§ **Exercise goal**:
Below are some records: retype them all exactly, but not the pictures.

++++ Provided records

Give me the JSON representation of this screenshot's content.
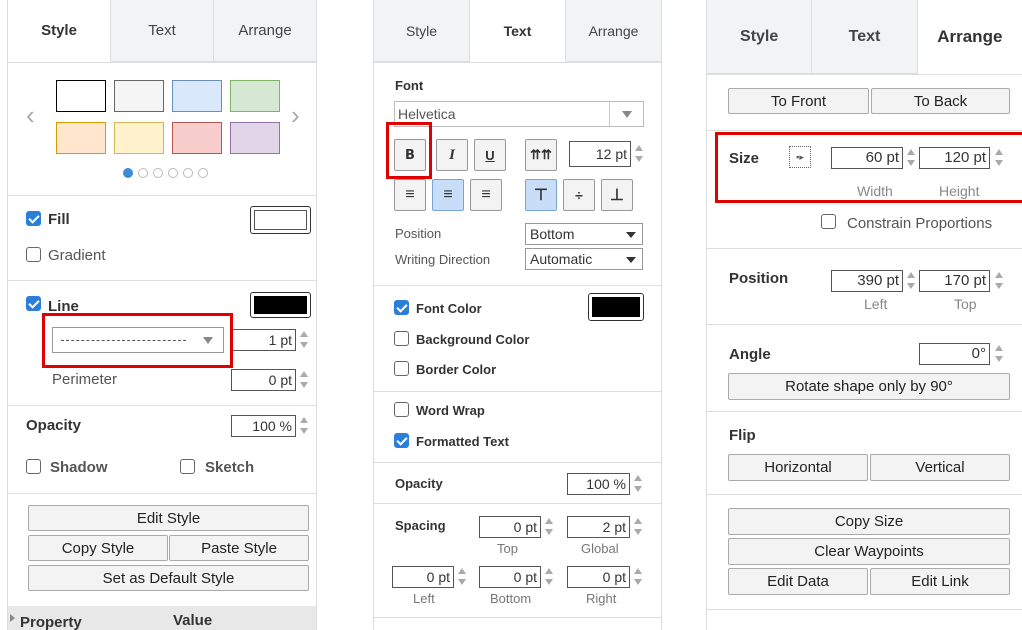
{
  "panel1": {
    "tabs": [
      "Style",
      "Text",
      "Arrange"
    ],
    "fill_label": "Fill",
    "gradient_label": "Gradient",
    "line_label": "Line",
    "line_width": "1 pt",
    "perimeter_label": "Perimeter",
    "perimeter_value": "0 pt",
    "opacity_label": "Opacity",
    "opacity_value": "100 %",
    "shadow_label": "Shadow",
    "sketch_label": "Sketch",
    "edit_style": "Edit Style",
    "copy_style": "Copy Style",
    "paste_style": "Paste Style",
    "set_default": "Set as Default Style",
    "property_header": "Property",
    "value_header": "Value",
    "swatches_top": [
      "#ffffff",
      "#f5f5f5",
      "#dae8fc",
      "#d5e8d4"
    ],
    "swatches_bottom": [
      "#ffe6cc",
      "#fff2cc",
      "#f8cecc",
      "#e1d5e7"
    ],
    "swatch_borders_top": [
      "#000000",
      "#666666",
      "#6c8ebf",
      "#82b366"
    ],
    "swatch_borders_bottom": [
      "#d79b00",
      "#d6b656",
      "#b85450",
      "#9673a6"
    ]
  },
  "panel2": {
    "tabs": [
      "Style",
      "Text",
      "Arrange"
    ],
    "font_label": "Font",
    "font_name": "Helvetica",
    "bold_glyph": "B",
    "italic_glyph": "I",
    "underline_glyph": "U",
    "font_size": "12 pt",
    "position_label": "Position",
    "position_value": "Bottom",
    "writing_dir_label": "Writing Direction",
    "writing_dir_value": "Automatic",
    "font_color_label": "Font Color",
    "bg_color_label": "Background Color",
    "border_color_label": "Border Color",
    "word_wrap_label": "Word Wrap",
    "formatted_text_label": "Formatted Text",
    "opacity_label": "Opacity",
    "opacity_value": "100 %",
    "spacing_label": "Spacing",
    "spacing_top": "0 pt",
    "spacing_global": "2 pt",
    "top_label": "Top",
    "global_label": "Global",
    "spacing_left": "0 pt",
    "spacing_bottom": "0 pt",
    "spacing_right": "0 pt",
    "left_label": "Left",
    "bottom_label": "Bottom",
    "right_label": "Right"
  },
  "panel3": {
    "tabs": [
      "Style",
      "Text",
      "Arrange"
    ],
    "to_front": "To Front",
    "to_back": "To Back",
    "size_label": "Size",
    "width_value": "60 pt",
    "height_value": "120 pt",
    "width_label": "Width",
    "height_label": "Height",
    "constrain_label": "Constrain Proportions",
    "position_label": "Position",
    "left_value": "390 pt",
    "top_value": "170 pt",
    "left_label": "Left",
    "top_label": "Top",
    "angle_label": "Angle",
    "angle_value": "0°",
    "rotate_btn": "Rotate shape only by 90°",
    "flip_label": "Flip",
    "horizontal_btn": "Horizontal",
    "vertical_btn": "Vertical",
    "copy_size": "Copy Size",
    "clear_waypoints": "Clear Waypoints",
    "edit_data": "Edit Data",
    "edit_link": "Edit Link"
  }
}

++++++++

§ **Worked solution**:
Give me the JSON representation of this screenshot's content.
{
  "panel1": {
    "tabs": [
      "Style",
      "Text",
      "Arrange"
    ],
    "fill_label": "Fill",
    "gradient_label": "Gradient",
    "line_label": "Line",
    "line_width": "1 pt",
    "perimeter_label": "Perimeter",
    "perimeter_value": "0 pt",
    "opacity_label": "Opacity",
    "opacity_value": "100 %",
    "shadow_label": "Shadow",
    "sketch_label": "Sketch",
    "edit_style": "Edit Style",
    "copy_style": "Copy Style",
    "paste_style": "Paste Style",
    "set_default": "Set as Default Style",
    "property_header": "Property",
    "value_header": "Value",
    "swatches_top": [
      "#ffffff",
      "#f5f5f5",
      "#dae8fc",
      "#d5e8d4"
    ],
    "swatches_bottom": [
      "#ffe6cc",
      "#fff2cc",
      "#f8cecc",
      "#e1d5e7"
    ],
    "swatch_borders_top": [
      "#000000",
      "#666666",
      "#6c8ebf",
      "#82b366"
    ],
    "swatch_borders_bottom": [
      "#d79b00",
      "#d6b656",
      "#b85450",
      "#9673a6"
    ]
  },
  "panel2": {
    "tabs": [
      "Style",
      "Text",
      "Arrange"
    ],
    "font_label": "Font",
    "font_name": "Helvetica",
    "bold_glyph": "B",
    "italic_glyph": "I",
    "underline_glyph": "U",
    "font_size": "12 pt",
    "position_label": "Position",
    "position_value": "Bottom",
    "writing_dir_label": "Writing Direction",
    "writing_dir_value": "Automatic",
    "font_color_label": "Font Color",
    "bg_color_label": "Background Color",
    "border_color_label": "Border Color",
    "word_wrap_label": "Word Wrap",
    "formatted_text_label": "Formatted Text",
    "opacity_label": "Opacity",
    "opacity_value": "100 %",
    "spacing_label": "Spacing",
    "spacing_top": "0 pt",
    "spacing_global": "2 pt",
    "top_label": "Top",
    "global_label": "Global",
    "spacing_left": "0 pt",
    "spacing_bottom": "0 pt",
    "spacing_right": "0 pt",
    "left_label": "Left",
    "bottom_label": "Bottom",
    "right_label": "Right"
  },
  "panel3": {
    "tabs": [
      "Style",
      "Text",
      "Arrange"
    ],
    "to_front": "To Front",
    "to_back": "To Back",
    "size_label": "Size",
    "width_value": "60 pt",
    "height_value": "120 pt",
    "width_label": "Width",
    "height_label": "Height",
    "constrain_label": "Constrain Proportions",
    "position_label": "Position",
    "left_value": "390 pt",
    "top_value": "170 pt",
    "left_label": "Left",
    "top_label": "Top",
    "angle_label": "Angle",
    "angle_value": "0°",
    "rotate_btn": "Rotate shape only by 90°",
    "flip_label": "Flip",
    "horizontal_btn": "Horizontal",
    "vertical_btn": "Vertical",
    "copy_size": "Copy Size",
    "clear_waypoints": "Clear Waypoints",
    "edit_data": "Edit Data",
    "edit_link": "Edit Link"
  }
}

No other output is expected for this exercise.